To be done
Each line below should be reproduced without any alteration.

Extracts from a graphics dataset
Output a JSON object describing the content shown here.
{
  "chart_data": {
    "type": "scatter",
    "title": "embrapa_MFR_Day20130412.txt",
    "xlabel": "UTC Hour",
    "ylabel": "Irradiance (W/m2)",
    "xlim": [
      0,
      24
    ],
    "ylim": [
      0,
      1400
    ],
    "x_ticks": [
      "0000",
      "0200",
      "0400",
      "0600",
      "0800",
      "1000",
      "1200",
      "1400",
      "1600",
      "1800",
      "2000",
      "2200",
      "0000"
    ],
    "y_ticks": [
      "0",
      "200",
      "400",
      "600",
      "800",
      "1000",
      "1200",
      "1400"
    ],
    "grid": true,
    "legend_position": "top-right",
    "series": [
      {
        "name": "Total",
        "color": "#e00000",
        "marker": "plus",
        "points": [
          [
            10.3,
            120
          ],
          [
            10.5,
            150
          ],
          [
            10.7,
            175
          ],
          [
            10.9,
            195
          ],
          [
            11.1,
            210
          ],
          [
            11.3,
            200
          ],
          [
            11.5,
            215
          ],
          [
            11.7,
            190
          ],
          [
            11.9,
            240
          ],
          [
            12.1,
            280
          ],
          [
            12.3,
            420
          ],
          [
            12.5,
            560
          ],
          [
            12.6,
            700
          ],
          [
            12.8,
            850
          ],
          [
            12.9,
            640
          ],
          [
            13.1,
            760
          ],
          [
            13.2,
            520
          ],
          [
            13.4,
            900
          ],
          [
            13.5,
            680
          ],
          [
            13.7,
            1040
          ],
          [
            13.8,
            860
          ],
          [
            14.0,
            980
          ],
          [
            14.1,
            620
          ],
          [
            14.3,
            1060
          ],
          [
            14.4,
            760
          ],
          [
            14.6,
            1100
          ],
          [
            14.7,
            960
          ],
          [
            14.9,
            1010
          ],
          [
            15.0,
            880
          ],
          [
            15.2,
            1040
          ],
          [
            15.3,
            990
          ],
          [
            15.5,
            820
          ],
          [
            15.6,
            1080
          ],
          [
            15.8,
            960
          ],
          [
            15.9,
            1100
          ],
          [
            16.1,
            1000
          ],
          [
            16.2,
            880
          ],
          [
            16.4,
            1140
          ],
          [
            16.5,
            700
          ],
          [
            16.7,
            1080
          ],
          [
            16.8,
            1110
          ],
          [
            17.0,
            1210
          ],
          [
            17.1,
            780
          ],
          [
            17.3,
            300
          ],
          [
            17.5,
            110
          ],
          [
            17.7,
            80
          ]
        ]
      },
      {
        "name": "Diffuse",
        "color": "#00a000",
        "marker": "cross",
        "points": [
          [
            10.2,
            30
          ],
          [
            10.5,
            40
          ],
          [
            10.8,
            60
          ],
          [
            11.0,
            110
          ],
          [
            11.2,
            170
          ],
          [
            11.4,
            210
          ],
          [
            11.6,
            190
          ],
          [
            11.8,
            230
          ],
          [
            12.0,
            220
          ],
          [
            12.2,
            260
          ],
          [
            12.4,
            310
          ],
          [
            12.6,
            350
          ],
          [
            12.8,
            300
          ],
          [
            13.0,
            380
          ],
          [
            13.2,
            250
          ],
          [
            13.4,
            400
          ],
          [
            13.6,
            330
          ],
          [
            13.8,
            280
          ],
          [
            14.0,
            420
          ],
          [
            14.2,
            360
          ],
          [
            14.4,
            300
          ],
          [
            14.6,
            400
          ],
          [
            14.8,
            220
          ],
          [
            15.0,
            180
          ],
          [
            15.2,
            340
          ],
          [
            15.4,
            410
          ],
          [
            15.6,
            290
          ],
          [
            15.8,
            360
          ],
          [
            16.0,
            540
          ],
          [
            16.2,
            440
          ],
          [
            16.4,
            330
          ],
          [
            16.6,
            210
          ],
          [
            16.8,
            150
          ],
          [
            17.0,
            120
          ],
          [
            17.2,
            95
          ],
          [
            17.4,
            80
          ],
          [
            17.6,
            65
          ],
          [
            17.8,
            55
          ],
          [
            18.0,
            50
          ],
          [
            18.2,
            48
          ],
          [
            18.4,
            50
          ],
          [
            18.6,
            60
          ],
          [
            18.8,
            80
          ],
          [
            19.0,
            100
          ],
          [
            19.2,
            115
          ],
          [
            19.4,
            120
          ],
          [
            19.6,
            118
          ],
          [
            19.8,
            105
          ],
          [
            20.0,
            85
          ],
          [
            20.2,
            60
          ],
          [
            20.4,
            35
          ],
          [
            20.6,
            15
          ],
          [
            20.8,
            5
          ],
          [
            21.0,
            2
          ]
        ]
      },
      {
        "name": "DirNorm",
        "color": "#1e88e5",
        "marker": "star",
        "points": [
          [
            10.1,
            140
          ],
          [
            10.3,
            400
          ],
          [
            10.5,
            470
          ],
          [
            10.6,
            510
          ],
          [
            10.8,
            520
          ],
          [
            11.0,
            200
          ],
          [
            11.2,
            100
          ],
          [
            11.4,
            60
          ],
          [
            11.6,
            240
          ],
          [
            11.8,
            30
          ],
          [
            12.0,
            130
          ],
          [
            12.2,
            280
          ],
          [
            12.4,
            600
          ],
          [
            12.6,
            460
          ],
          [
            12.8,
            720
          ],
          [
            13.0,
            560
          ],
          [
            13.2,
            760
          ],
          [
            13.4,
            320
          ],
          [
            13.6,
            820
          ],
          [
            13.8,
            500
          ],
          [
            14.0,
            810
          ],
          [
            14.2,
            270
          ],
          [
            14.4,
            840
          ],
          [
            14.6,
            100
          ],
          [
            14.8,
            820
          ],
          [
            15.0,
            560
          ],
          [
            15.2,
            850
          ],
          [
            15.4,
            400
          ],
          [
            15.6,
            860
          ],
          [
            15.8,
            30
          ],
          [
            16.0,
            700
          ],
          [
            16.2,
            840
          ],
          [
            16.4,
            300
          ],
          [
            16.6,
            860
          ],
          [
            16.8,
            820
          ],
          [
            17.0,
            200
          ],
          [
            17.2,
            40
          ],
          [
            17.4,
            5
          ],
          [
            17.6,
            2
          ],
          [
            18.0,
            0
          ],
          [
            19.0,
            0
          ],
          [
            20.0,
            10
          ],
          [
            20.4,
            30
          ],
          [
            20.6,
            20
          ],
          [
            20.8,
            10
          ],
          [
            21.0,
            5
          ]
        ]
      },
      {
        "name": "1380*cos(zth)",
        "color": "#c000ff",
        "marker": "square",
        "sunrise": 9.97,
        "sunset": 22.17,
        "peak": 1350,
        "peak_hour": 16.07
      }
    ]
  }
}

Written solution
Output a JSON object describing the content shown here.
{
  "chart_data": {
    "type": "scatter",
    "title": "embrapa_MFR_Day20130412.txt",
    "xlabel": "UTC Hour",
    "ylabel": "Irradiance (W/m2)",
    "xlim": [
      0,
      24
    ],
    "ylim": [
      0,
      1400
    ],
    "x_ticks": [
      "0000",
      "0200",
      "0400",
      "0600",
      "0800",
      "1000",
      "1200",
      "1400",
      "1600",
      "1800",
      "2000",
      "2200",
      "0000"
    ],
    "y_ticks": [
      "0",
      "200",
      "400",
      "600",
      "800",
      "1000",
      "1200",
      "1400"
    ],
    "grid": true,
    "legend_position": "top-right",
    "series": [
      {
        "name": "Total",
        "color": "#e00000",
        "marker": "plus",
        "points": [
          [
            10.3,
            120
          ],
          [
            10.5,
            150
          ],
          [
            10.7,
            175
          ],
          [
            10.9,
            195
          ],
          [
            11.1,
            210
          ],
          [
            11.3,
            200
          ],
          [
            11.5,
            215
          ],
          [
            11.7,
            190
          ],
          [
            11.9,
            240
          ],
          [
            12.1,
            280
          ],
          [
            12.3,
            420
          ],
          [
            12.5,
            560
          ],
          [
            12.6,
            700
          ],
          [
            12.8,
            850
          ],
          [
            12.9,
            640
          ],
          [
            13.1,
            760
          ],
          [
            13.2,
            520
          ],
          [
            13.4,
            900
          ],
          [
            13.5,
            680
          ],
          [
            13.7,
            1040
          ],
          [
            13.8,
            860
          ],
          [
            14.0,
            980
          ],
          [
            14.1,
            620
          ],
          [
            14.3,
            1060
          ],
          [
            14.4,
            760
          ],
          [
            14.6,
            1100
          ],
          [
            14.7,
            960
          ],
          [
            14.9,
            1010
          ],
          [
            15.0,
            880
          ],
          [
            15.2,
            1040
          ],
          [
            15.3,
            990
          ],
          [
            15.5,
            820
          ],
          [
            15.6,
            1080
          ],
          [
            15.8,
            960
          ],
          [
            15.9,
            1100
          ],
          [
            16.1,
            1000
          ],
          [
            16.2,
            880
          ],
          [
            16.4,
            1140
          ],
          [
            16.5,
            700
          ],
          [
            16.7,
            1080
          ],
          [
            16.8,
            1110
          ],
          [
            17.0,
            1210
          ],
          [
            17.1,
            780
          ],
          [
            17.3,
            300
          ],
          [
            17.5,
            110
          ],
          [
            17.7,
            80
          ]
        ]
      },
      {
        "name": "Diffuse",
        "color": "#00a000",
        "marker": "cross",
        "points": [
          [
            10.2,
            30
          ],
          [
            10.5,
            40
          ],
          [
            10.8,
            60
          ],
          [
            11.0,
            110
          ],
          [
            11.2,
            170
          ],
          [
            11.4,
            210
          ],
          [
            11.6,
            190
          ],
          [
            11.8,
            230
          ],
          [
            12.0,
            220
          ],
          [
            12.2,
            260
          ],
          [
            12.4,
            310
          ],
          [
            12.6,
            350
          ],
          [
            12.8,
            300
          ],
          [
            13.0,
            380
          ],
          [
            13.2,
            250
          ],
          [
            13.4,
            400
          ],
          [
            13.6,
            330
          ],
          [
            13.8,
            280
          ],
          [
            14.0,
            420
          ],
          [
            14.2,
            360
          ],
          [
            14.4,
            300
          ],
          [
            14.6,
            400
          ],
          [
            14.8,
            220
          ],
          [
            15.0,
            180
          ],
          [
            15.2,
            340
          ],
          [
            15.4,
            410
          ],
          [
            15.6,
            290
          ],
          [
            15.8,
            360
          ],
          [
            16.0,
            540
          ],
          [
            16.2,
            440
          ],
          [
            16.4,
            330
          ],
          [
            16.6,
            210
          ],
          [
            16.8,
            150
          ],
          [
            17.0,
            120
          ],
          [
            17.2,
            95
          ],
          [
            17.4,
            80
          ],
          [
            17.6,
            65
          ],
          [
            17.8,
            55
          ],
          [
            18.0,
            50
          ],
          [
            18.2,
            48
          ],
          [
            18.4,
            50
          ],
          [
            18.6,
            60
          ],
          [
            18.8,
            80
          ],
          [
            19.0,
            100
          ],
          [
            19.2,
            115
          ],
          [
            19.4,
            120
          ],
          [
            19.6,
            118
          ],
          [
            19.8,
            105
          ],
          [
            20.0,
            85
          ],
          [
            20.2,
            60
          ],
          [
            20.4,
            35
          ],
          [
            20.6,
            15
          ],
          [
            20.8,
            5
          ],
          [
            21.0,
            2
          ]
        ]
      },
      {
        "name": "DirNorm",
        "color": "#1e88e5",
        "marker": "star",
        "points": [
          [
            10.1,
            140
          ],
          [
            10.3,
            400
          ],
          [
            10.5,
            470
          ],
          [
            10.6,
            510
          ],
          [
            10.8,
            520
          ],
          [
            11.0,
            200
          ],
          [
            11.2,
            100
          ],
          [
            11.4,
            60
          ],
          [
            11.6,
            240
          ],
          [
            11.8,
            30
          ],
          [
            12.0,
            130
          ],
          [
            12.2,
            280
          ],
          [
            12.4,
            600
          ],
          [
            12.6,
            460
          ],
          [
            12.8,
            720
          ],
          [
            13.0,
            560
          ],
          [
            13.2,
            760
          ],
          [
            13.4,
            320
          ],
          [
            13.6,
            820
          ],
          [
            13.8,
            500
          ],
          [
            14.0,
            810
          ],
          [
            14.2,
            270
          ],
          [
            14.4,
            840
          ],
          [
            14.6,
            100
          ],
          [
            14.8,
            820
          ],
          [
            15.0,
            560
          ],
          [
            15.2,
            850
          ],
          [
            15.4,
            400
          ],
          [
            15.6,
            860
          ],
          [
            15.8,
            30
          ],
          [
            16.0,
            700
          ],
          [
            16.2,
            840
          ],
          [
            16.4,
            300
          ],
          [
            16.6,
            860
          ],
          [
            16.8,
            820
          ],
          [
            17.0,
            200
          ],
          [
            17.2,
            40
          ],
          [
            17.4,
            5
          ],
          [
            17.6,
            2
          ],
          [
            18.0,
            0
          ],
          [
            19.0,
            0
          ],
          [
            20.0,
            10
          ],
          [
            20.4,
            30
          ],
          [
            20.6,
            20
          ],
          [
            20.8,
            10
          ],
          [
            21.0,
            5
          ]
        ]
      },
      {
        "name": "1380*cos(zth)",
        "color": "#c000ff",
        "marker": "square",
        "sunrise": 9.97,
        "sunset": 22.17,
        "peak": 1350,
        "peak_hour": 16.07
      }
    ]
  }
}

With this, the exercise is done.